▸ **Data records**:

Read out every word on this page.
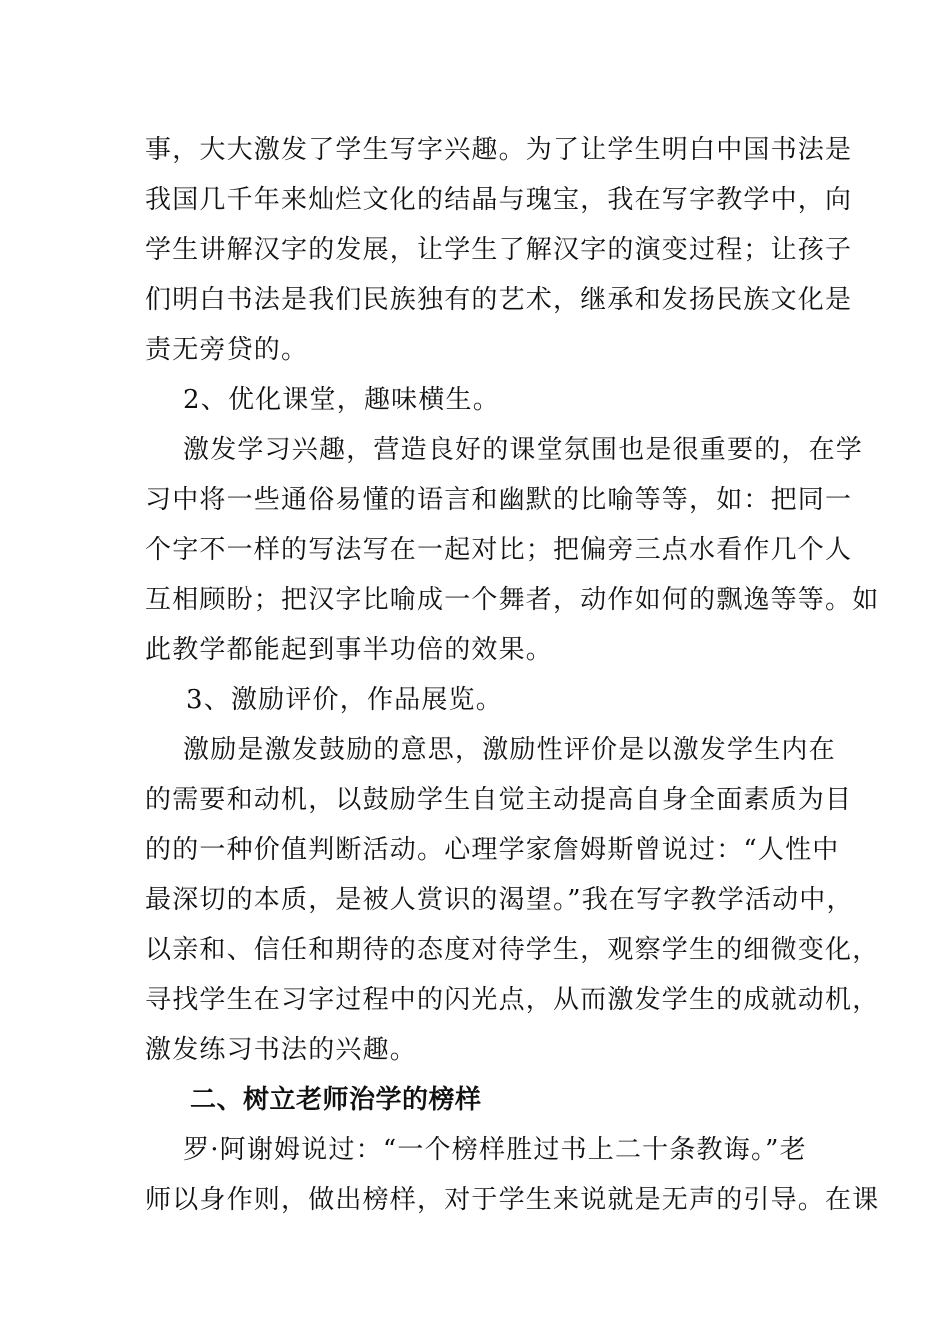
事，大大激发了学生写字兴趣。为了让学生明白中国书法是
我国几千年来灿烂文化的结晶与瑰宝，我在写字教学中，向
学生讲解汉字的发展，让学生了解汉字的演变过程；让孩子
们明白书法是我们民族独有的艺术，继承和发扬民族文化是
责无旁贷的。
2、优化课堂，趣味横生。
激发学习兴趣，营造良好的课堂氛围也是很重要的，在学
习中将一些通俗易懂的语言和幽默的比喻等等，如：把同一
个字不一样的写法写在一起对比；把偏旁三点水看作几个人
互相顾盼；把汉字比喻成一个舞者，动作如何的飘逸等等。如
此教学都能起到事半功倍的效果。
3、激励评价，作品展览。
激励是激发鼓励的意思，激励性评价是以激发学生内在
的需要和动机，以鼓励学生自觉主动提高自身全面素质为目
的的一种价值判断活动。心理学家詹姆斯曾说过：“人性中
最深切的本质，是被人赏识的渴望。”我在写字教学活动中，
以亲和、信任和期待的态度对待学生，观察学生的细微变化，
寻找学生在习字过程中的闪光点，从而激发学生的成就动机，
激发练习书法的兴趣。
二、树立老师治学的榜样
罗·阿谢姆说过：“一个榜样胜过书上二十条教诲。”老
师以身作则，做出榜样，对于学生来说就是无声的引导。在课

▸ **Objective**: Copy out the data above exactly, except the pictures.

▸ **The completed task**:
Read out every word on this page.
事，大大激发了学生写字兴趣。为了让学生明白中国书法是
我国几千年来灿烂文化的结晶与瑰宝，我在写字教学中，向
学生讲解汉字的发展，让学生了解汉字的演变过程；让孩子
们明白书法是我们民族独有的艺术，继承和发扬民族文化是
责无旁贷的。
2、优化课堂，趣味横生。
激发学习兴趣，营造良好的课堂氛围也是很重要的，在学
习中将一些通俗易懂的语言和幽默的比喻等等，如：把同一
个字不一样的写法写在一起对比；把偏旁三点水看作几个人
互相顾盼；把汉字比喻成一个舞者，动作如何的飘逸等等。如
此教学都能起到事半功倍的效果。
3、激励评价，作品展览。
激励是激发鼓励的意思，激励性评价是以激发学生内在
的需要和动机，以鼓励学生自觉主动提高自身全面素质为目
的的一种价值判断活动。心理学家詹姆斯曾说过：“人性中
最深切的本质，是被人赏识的渴望。”我在写字教学活动中，
以亲和、信任和期待的态度对待学生，观察学生的细微变化，
寻找学生在习字过程中的闪光点，从而激发学生的成就动机，
激发练习书法的兴趣。
二、树立老师治学的榜样
罗·阿谢姆说过：“一个榜样胜过书上二十条教诲。”老
师以身作则，做出榜样，对于学生来说就是无声的引导。在课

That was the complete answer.